# DO THIS
Please transcribe the data below exactly. Leave the pictures out.

# DATA SHOWN
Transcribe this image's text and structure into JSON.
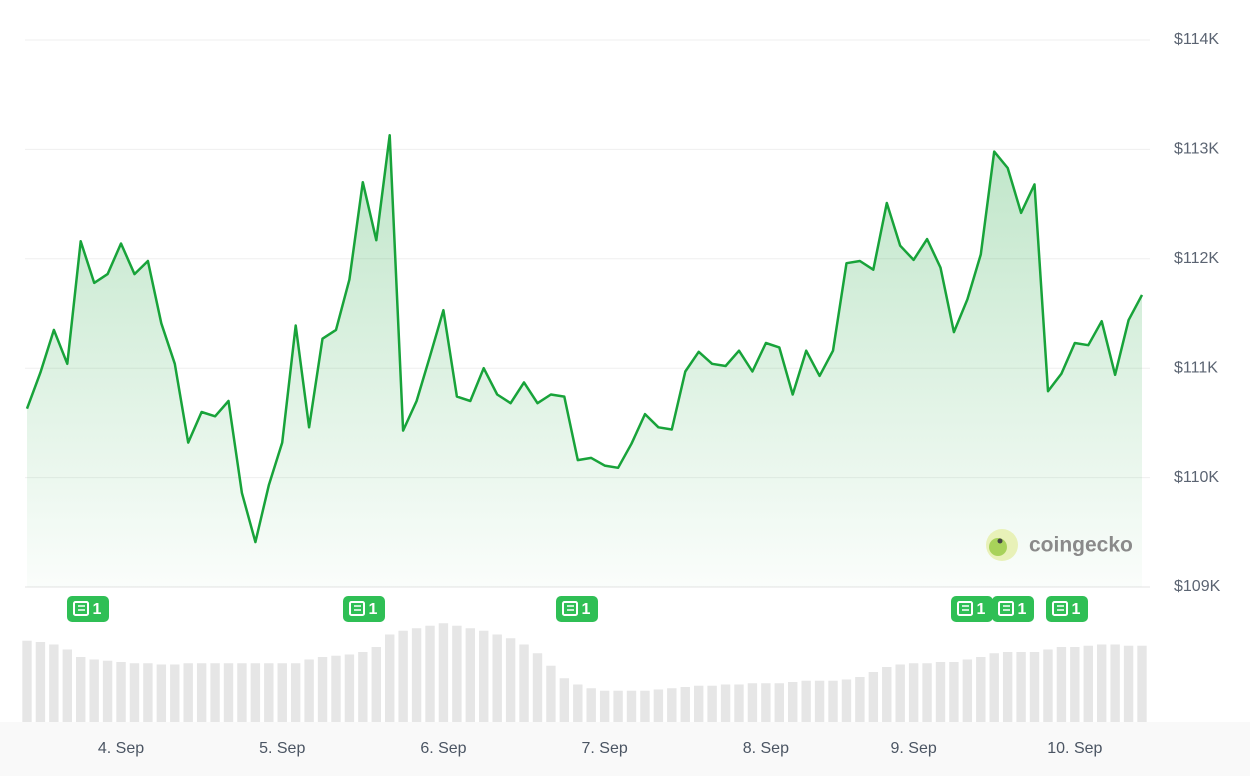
{
  "chart_data": {
    "type": "area-line",
    "color": "#18a33a",
    "categories": [
      null,
      null,
      null,
      null,
      null,
      null,
      null,
      "4. Sep",
      null,
      null,
      null,
      null,
      null,
      null,
      null,
      null,
      null,
      null,
      null,
      "5. Sep",
      null,
      null,
      null,
      null,
      null,
      null,
      null,
      null,
      null,
      null,
      null,
      "6. Sep",
      null,
      null,
      null,
      null,
      null,
      null,
      null,
      null,
      null,
      null,
      null,
      "7. Sep",
      null,
      null,
      null,
      null,
      null,
      null,
      null,
      null,
      null,
      null,
      null,
      "8. Sep",
      null,
      null,
      null,
      null,
      null,
      null,
      null,
      null,
      null,
      null,
      "9. Sep",
      null,
      null,
      null,
      null,
      null,
      null,
      null,
      null,
      null,
      null,
      null,
      "10. Sep",
      null,
      null,
      null,
      null,
      null
    ],
    "values": [
      110630,
      110960,
      111350,
      111040,
      112160,
      111780,
      111860,
      112140,
      111860,
      111980,
      111410,
      111040,
      110320,
      110600,
      110560,
      110700,
      109860,
      109410,
      109930,
      110320,
      111390,
      110460,
      111270,
      111350,
      111810,
      112700,
      112170,
      113130,
      110430,
      110700,
      111110,
      111530,
      110740,
      110700,
      111000,
      110760,
      110680,
      110870,
      110680,
      110760,
      110740,
      110160,
      110180,
      110110,
      110090,
      110310,
      110580,
      110460,
      110440,
      110970,
      111150,
      111040,
      111020,
      111160,
      110970,
      111230,
      111190,
      110760,
      111160,
      110930,
      111160,
      111960,
      111980,
      111900,
      112510,
      112120,
      111990,
      112180,
      111920,
      111330,
      111630,
      112040,
      112980,
      112830,
      112420,
      112680,
      110790,
      110950,
      111230,
      111210,
      111430,
      110940,
      111440,
      111670
    ],
    "volumes": [
      65,
      64,
      62,
      58,
      52,
      50,
      49,
      48,
      47,
      47,
      46,
      46,
      47,
      47,
      47,
      47,
      47,
      47,
      47,
      47,
      47,
      50,
      52,
      53,
      54,
      56,
      60,
      70,
      73,
      75,
      77,
      79,
      77,
      75,
      73,
      70,
      67,
      62,
      55,
      45,
      35,
      30,
      27,
      25,
      25,
      25,
      25,
      26,
      27,
      28,
      29,
      29,
      30,
      30,
      31,
      31,
      31,
      32,
      33,
      33,
      33,
      34,
      36,
      40,
      44,
      46,
      47,
      47,
      48,
      48,
      50,
      52,
      55,
      56,
      56,
      56,
      58,
      60,
      60,
      61,
      62,
      62,
      61,
      61
    ],
    "volume_color": "#e6e6e6",
    "vlim": [
      0,
      80
    ],
    "ylim": [
      109000,
      114000
    ],
    "yticks": [
      {
        "value": 109000,
        "label": "$109K"
      },
      {
        "value": 110000,
        "label": "$110K"
      },
      {
        "value": 111000,
        "label": "$111K"
      },
      {
        "value": 112000,
        "label": "$112K"
      },
      {
        "value": 113000,
        "label": "$113K"
      },
      {
        "value": 114000,
        "label": "$114K"
      }
    ],
    "grid": true,
    "news_counts": [
      1,
      1,
      1,
      1,
      1,
      1
    ],
    "watermark": "coingecko"
  }
}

# FULL SOLUTION
Transcribe this image's text and structure into JSON.
{
  "chart_data": {
    "type": "area-line",
    "color": "#18a33a",
    "categories": [
      null,
      null,
      null,
      null,
      null,
      null,
      null,
      "4. Sep",
      null,
      null,
      null,
      null,
      null,
      null,
      null,
      null,
      null,
      null,
      null,
      "5. Sep",
      null,
      null,
      null,
      null,
      null,
      null,
      null,
      null,
      null,
      null,
      null,
      "6. Sep",
      null,
      null,
      null,
      null,
      null,
      null,
      null,
      null,
      null,
      null,
      null,
      "7. Sep",
      null,
      null,
      null,
      null,
      null,
      null,
      null,
      null,
      null,
      null,
      null,
      "8. Sep",
      null,
      null,
      null,
      null,
      null,
      null,
      null,
      null,
      null,
      null,
      "9. Sep",
      null,
      null,
      null,
      null,
      null,
      null,
      null,
      null,
      null,
      null,
      null,
      "10. Sep",
      null,
      null,
      null,
      null,
      null
    ],
    "values": [
      110630,
      110960,
      111350,
      111040,
      112160,
      111780,
      111860,
      112140,
      111860,
      111980,
      111410,
      111040,
      110320,
      110600,
      110560,
      110700,
      109860,
      109410,
      109930,
      110320,
      111390,
      110460,
      111270,
      111350,
      111810,
      112700,
      112170,
      113130,
      110430,
      110700,
      111110,
      111530,
      110740,
      110700,
      111000,
      110760,
      110680,
      110870,
      110680,
      110760,
      110740,
      110160,
      110180,
      110110,
      110090,
      110310,
      110580,
      110460,
      110440,
      110970,
      111150,
      111040,
      111020,
      111160,
      110970,
      111230,
      111190,
      110760,
      111160,
      110930,
      111160,
      111960,
      111980,
      111900,
      112510,
      112120,
      111990,
      112180,
      111920,
      111330,
      111630,
      112040,
      112980,
      112830,
      112420,
      112680,
      110790,
      110950,
      111230,
      111210,
      111430,
      110940,
      111440,
      111670
    ],
    "volumes": [
      65,
      64,
      62,
      58,
      52,
      50,
      49,
      48,
      47,
      47,
      46,
      46,
      47,
      47,
      47,
      47,
      47,
      47,
      47,
      47,
      47,
      50,
      52,
      53,
      54,
      56,
      60,
      70,
      73,
      75,
      77,
      79,
      77,
      75,
      73,
      70,
      67,
      62,
      55,
      45,
      35,
      30,
      27,
      25,
      25,
      25,
      25,
      26,
      27,
      28,
      29,
      29,
      30,
      30,
      31,
      31,
      31,
      32,
      33,
      33,
      33,
      34,
      36,
      40,
      44,
      46,
      47,
      47,
      48,
      48,
      50,
      52,
      55,
      56,
      56,
      56,
      58,
      60,
      60,
      61,
      62,
      62,
      61,
      61
    ],
    "volume_color": "#e6e6e6",
    "vlim": [
      0,
      80
    ],
    "ylim": [
      109000,
      114000
    ],
    "yticks": [
      {
        "value": 109000,
        "label": "$109K"
      },
      {
        "value": 110000,
        "label": "$110K"
      },
      {
        "value": 111000,
        "label": "$111K"
      },
      {
        "value": 112000,
        "label": "$112K"
      },
      {
        "value": 113000,
        "label": "$113K"
      },
      {
        "value": 114000,
        "label": "$114K"
      }
    ],
    "grid": true,
    "news_counts": [
      1,
      1,
      1,
      1,
      1,
      1
    ],
    "watermark": "coingecko"
  }
}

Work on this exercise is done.